YOUR INSTRUCTIONS - Look through the material below for "coordinate". Copy every line that contains it.

AVAILABLE DATA -
==========

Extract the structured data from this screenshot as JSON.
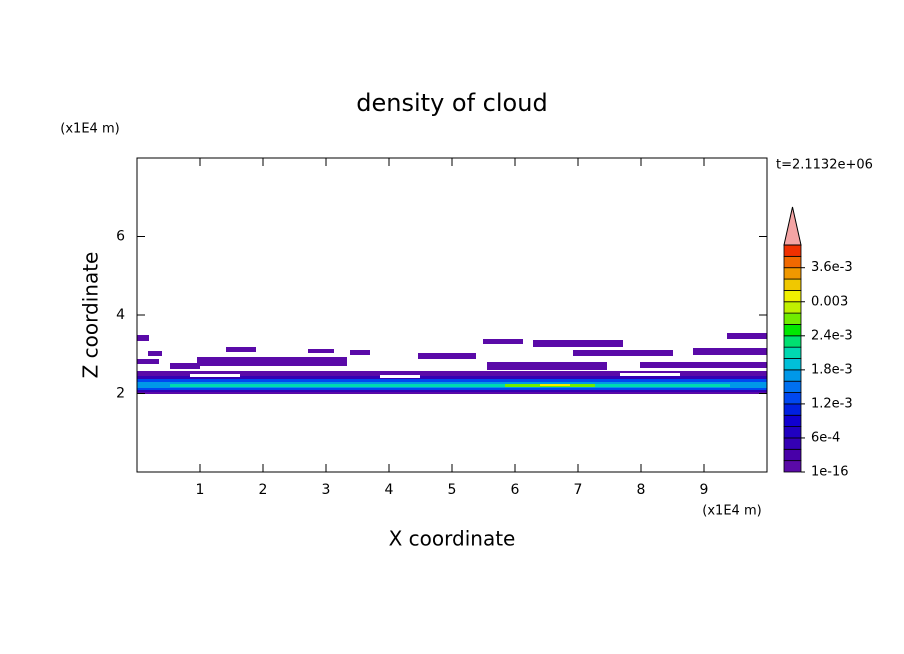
{
  "chart_data": {
    "type": "contour",
    "title": "density of cloud",
    "x_label": "X coordinate",
    "y_label": "Z coordinate",
    "x_unit": "(x1E4 m)",
    "y_unit": "(x1E4 m)",
    "annotation": "t=2.1132e+06",
    "xlim": [
      0,
      10
    ],
    "ylim": [
      0,
      8
    ],
    "xticks": [
      1,
      2,
      3,
      4,
      5,
      6,
      7,
      8,
      9
    ],
    "yticks": [
      2,
      4,
      6
    ],
    "colorbar": {
      "clim": [
        0,
        0.004
      ],
      "colors": [
        "#5a0aa8",
        "#4800a8",
        "#3400b4",
        "#2000c0",
        "#1000d0",
        "#0020e0",
        "#0048f0",
        "#0070f0",
        "#0098e8",
        "#00c0d8",
        "#00d8b0",
        "#00e070",
        "#00e800",
        "#70ec00",
        "#c0f000",
        "#f0f000",
        "#f0c800",
        "#f09800",
        "#f06800",
        "#f03000"
      ],
      "extend_color": "#f4a4a4",
      "ticks": [
        1e-16,
        {
          "value": 0.0006,
          "label": "6e-4"
        },
        {
          "value": 0.0012,
          "label": "1.2e-3"
        },
        {
          "value": 0.0018,
          "label": "1.8e-3"
        },
        {
          "value": 0.0024,
          "label": "2.4e-3"
        },
        0.003,
        {
          "value": 0.0036,
          "label": "3.6e-3"
        }
      ]
    }
  }
}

==========

TASK ANSWER -
    "x_label": "X coordinate",
    "y_label": "Z coordinate",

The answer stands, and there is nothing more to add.